[WORK INSTRUCTIONS] Quote all entries in full, exactly.

* begin DATA SHOWN *

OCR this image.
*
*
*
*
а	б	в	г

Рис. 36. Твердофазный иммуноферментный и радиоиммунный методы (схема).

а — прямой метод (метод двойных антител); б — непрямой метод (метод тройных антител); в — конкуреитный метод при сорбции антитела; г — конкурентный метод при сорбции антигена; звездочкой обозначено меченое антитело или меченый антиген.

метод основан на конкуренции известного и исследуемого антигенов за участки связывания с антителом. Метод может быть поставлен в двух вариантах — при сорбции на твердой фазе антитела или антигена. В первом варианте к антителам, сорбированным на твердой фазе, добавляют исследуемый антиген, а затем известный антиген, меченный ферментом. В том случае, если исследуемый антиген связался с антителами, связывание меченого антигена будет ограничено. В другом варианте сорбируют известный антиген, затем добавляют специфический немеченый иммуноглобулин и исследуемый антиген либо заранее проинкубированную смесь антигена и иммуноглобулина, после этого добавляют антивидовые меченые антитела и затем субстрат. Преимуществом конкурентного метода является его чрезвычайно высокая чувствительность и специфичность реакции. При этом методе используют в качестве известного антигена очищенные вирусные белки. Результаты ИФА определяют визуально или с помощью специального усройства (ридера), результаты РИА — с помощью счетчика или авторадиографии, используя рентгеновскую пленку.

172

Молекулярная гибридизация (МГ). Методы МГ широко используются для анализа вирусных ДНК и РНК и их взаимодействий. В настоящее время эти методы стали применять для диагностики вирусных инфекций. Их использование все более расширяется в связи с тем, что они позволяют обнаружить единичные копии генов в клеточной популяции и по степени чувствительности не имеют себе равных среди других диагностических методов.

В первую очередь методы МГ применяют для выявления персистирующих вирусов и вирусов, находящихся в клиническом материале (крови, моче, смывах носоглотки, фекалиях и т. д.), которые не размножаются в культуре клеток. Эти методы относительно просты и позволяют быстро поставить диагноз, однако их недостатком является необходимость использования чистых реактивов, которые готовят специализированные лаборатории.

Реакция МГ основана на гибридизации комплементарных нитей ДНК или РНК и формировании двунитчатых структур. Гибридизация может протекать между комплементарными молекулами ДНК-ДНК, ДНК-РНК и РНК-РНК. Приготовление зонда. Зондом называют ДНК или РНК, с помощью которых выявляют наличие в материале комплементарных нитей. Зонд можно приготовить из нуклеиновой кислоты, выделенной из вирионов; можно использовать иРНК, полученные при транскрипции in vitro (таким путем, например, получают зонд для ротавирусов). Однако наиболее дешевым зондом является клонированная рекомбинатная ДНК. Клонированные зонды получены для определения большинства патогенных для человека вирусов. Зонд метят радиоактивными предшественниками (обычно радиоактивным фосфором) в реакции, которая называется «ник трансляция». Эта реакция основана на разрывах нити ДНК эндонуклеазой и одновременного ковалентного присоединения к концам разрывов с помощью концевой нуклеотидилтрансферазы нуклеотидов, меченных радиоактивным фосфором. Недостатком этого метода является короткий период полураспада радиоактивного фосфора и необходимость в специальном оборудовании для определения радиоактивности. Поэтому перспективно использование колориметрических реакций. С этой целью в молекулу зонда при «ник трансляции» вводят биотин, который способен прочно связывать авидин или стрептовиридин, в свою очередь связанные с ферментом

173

* end DATA SHOWN *

[CORRECT ANSWER]
OCR this image.
*
*
*
*
а	б	в	г

Рис. 36. Твердофазный иммуноферментный и радиоиммунный методы (схема).

а — прямой метод (метод двойных антител); б — непрямой метод (метод тройных антител); в — конкуреитный метод при сорбции антитела; г — конкурентный метод при сорбции антигена; звездочкой обозначено меченое антитело или меченый антиген.

метод основан на конкуренции известного и исследуемого антигенов за участки связывания с антителом. Метод может быть поставлен в двух вариантах — при сорбции на твердой фазе антитела или антигена. В первом варианте к антителам, сорбированным на твердой фазе, добавляют исследуемый антиген, а затем известный антиген, меченный ферментом. В том случае, если исследуемый антиген связался с антителами, связывание меченого антигена будет ограничено. В другом варианте сорбируют известный антиген, затем добавляют специфический немеченый иммуноглобулин и исследуемый антиген либо заранее проинкубированную смесь антигена и иммуноглобулина, после этого добавляют антивидовые меченые антитела и затем субстрат. Преимуществом конкурентного метода является его чрезвычайно высокая чувствительность и специфичность реакции. При этом методе используют в качестве известного антигена очищенные вирусные белки. Результаты ИФА определяют визуально или с помощью специального усройства (ридера), результаты РИА — с помощью счетчика или авторадиографии, используя рентгеновскую пленку.

172

Молекулярная гибридизация (МГ). Методы МГ широко используются для анализа вирусных ДНК и РНК и их взаимодействий. В настоящее время эти методы стали применять для диагностики вирусных инфекций. Их использование все более расширяется в связи с тем, что они позволяют обнаружить единичные копии генов в клеточной популяции и по степени чувствительности не имеют себе равных среди других диагностических методов.

В первую очередь методы МГ применяют для выявления персистирующих вирусов и вирусов, находящихся в клиническом материале (крови, моче, смывах носоглотки, фекалиях и т. д.), которые не размножаются в культуре клеток. Эти методы относительно просты и позволяют быстро поставить диагноз, однако их недостатком является необходимость использования чистых реактивов, которые готовят специализированные лаборатории.

Реакция МГ основана на гибридизации комплементарных нитей ДНК или РНК и формировании двунитчатых структур. Гибридизация может протекать между комплементарными молекулами ДНК-ДНК, ДНК-РНК и РНК-РНК. Приготовление зонда. Зондом называют ДНК или РНК, с помощью которых выявляют наличие в материале комплементарных нитей. Зонд можно приготовить из нуклеиновой кислоты, выделенной из вирионов; можно использовать иРНК, полученные при транскрипции in vitro (таким путем, например, получают зонд для ротавирусов). Однако наиболее дешевым зондом является клонированная рекомбинатная ДНК. Клонированные зонды получены для определения большинства патогенных для человека вирусов. Зонд метят радиоактивными предшественниками (обычно радиоактивным фосфором) в реакции, которая называется «ник трансляция». Эта реакция основана на разрывах нити ДНК эндонуклеазой и одновременного ковалентного присоединения к концам разрывов с помощью концевой нуклеотидилтрансферазы нуклеотидов, меченных радиоактивным фосфором. Недостатком этого метода является короткий период полураспада радиоактивного фосфора и необходимость в специальном оборудовании для определения радиоактивности. Поэтому перспективно использование колориметрических реакций. С этой целью в молекулу зонда при «ник трансляции» вводят биотин, который способен прочно связывать авидин или стрептовиридин, в свою очередь связанные с ферментом

173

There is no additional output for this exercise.